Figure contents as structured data
:::
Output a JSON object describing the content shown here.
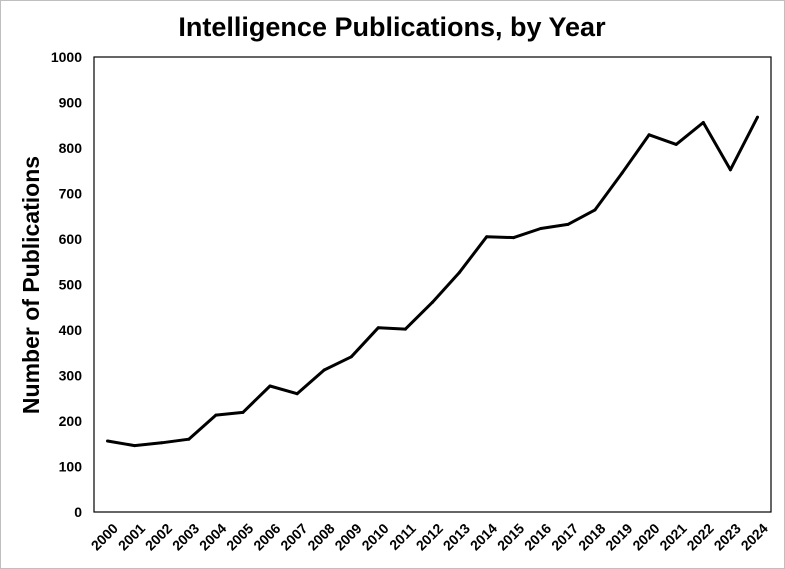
{
  "chart_data": {
    "type": "line",
    "title": "Intelligence Publications, by Year",
    "xlabel": "",
    "ylabel": "Number of Publications",
    "x": [
      "2000",
      "2001",
      "2002",
      "2003",
      "2004",
      "2005",
      "2006",
      "2007",
      "2008",
      "2009",
      "2010",
      "2011",
      "2012",
      "2013",
      "2014",
      "2015",
      "2016",
      "2017",
      "2018",
      "2019",
      "2020",
      "2021",
      "2022",
      "2023",
      "2024"
    ],
    "series": [
      {
        "values": [
          156,
          146,
          152,
          160,
          213,
          219,
          277,
          260,
          312,
          341,
          405,
          402,
          461,
          527,
          605,
          603,
          623,
          632,
          664,
          745,
          829,
          808,
          856,
          752,
          868
        ]
      }
    ],
    "yticks": [
      "0",
      "100",
      "200",
      "300",
      "400",
      "500",
      "600",
      "700",
      "800",
      "900",
      "1000"
    ],
    "ylim": [
      0,
      1000
    ],
    "grid": false,
    "legend": "none",
    "line_color": "#000000"
  }
}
:::
**What you should do:**
The data above should be repeated exactly, minus any pictures.

**Exercise answer:**
Output a JSON object describing the content shown here.
{
  "chart_data": {
    "type": "line",
    "title": "Intelligence Publications, by Year",
    "xlabel": "",
    "ylabel": "Number of Publications",
    "x": [
      "2000",
      "2001",
      "2002",
      "2003",
      "2004",
      "2005",
      "2006",
      "2007",
      "2008",
      "2009",
      "2010",
      "2011",
      "2012",
      "2013",
      "2014",
      "2015",
      "2016",
      "2017",
      "2018",
      "2019",
      "2020",
      "2021",
      "2022",
      "2023",
      "2024"
    ],
    "series": [
      {
        "values": [
          156,
          146,
          152,
          160,
          213,
          219,
          277,
          260,
          312,
          341,
          405,
          402,
          461,
          527,
          605,
          603,
          623,
          632,
          664,
          745,
          829,
          808,
          856,
          752,
          868
        ]
      }
    ],
    "yticks": [
      "0",
      "100",
      "200",
      "300",
      "400",
      "500",
      "600",
      "700",
      "800",
      "900",
      "1000"
    ],
    "ylim": [
      0,
      1000
    ],
    "grid": false,
    "legend": "none",
    "line_color": "#000000"
  }
}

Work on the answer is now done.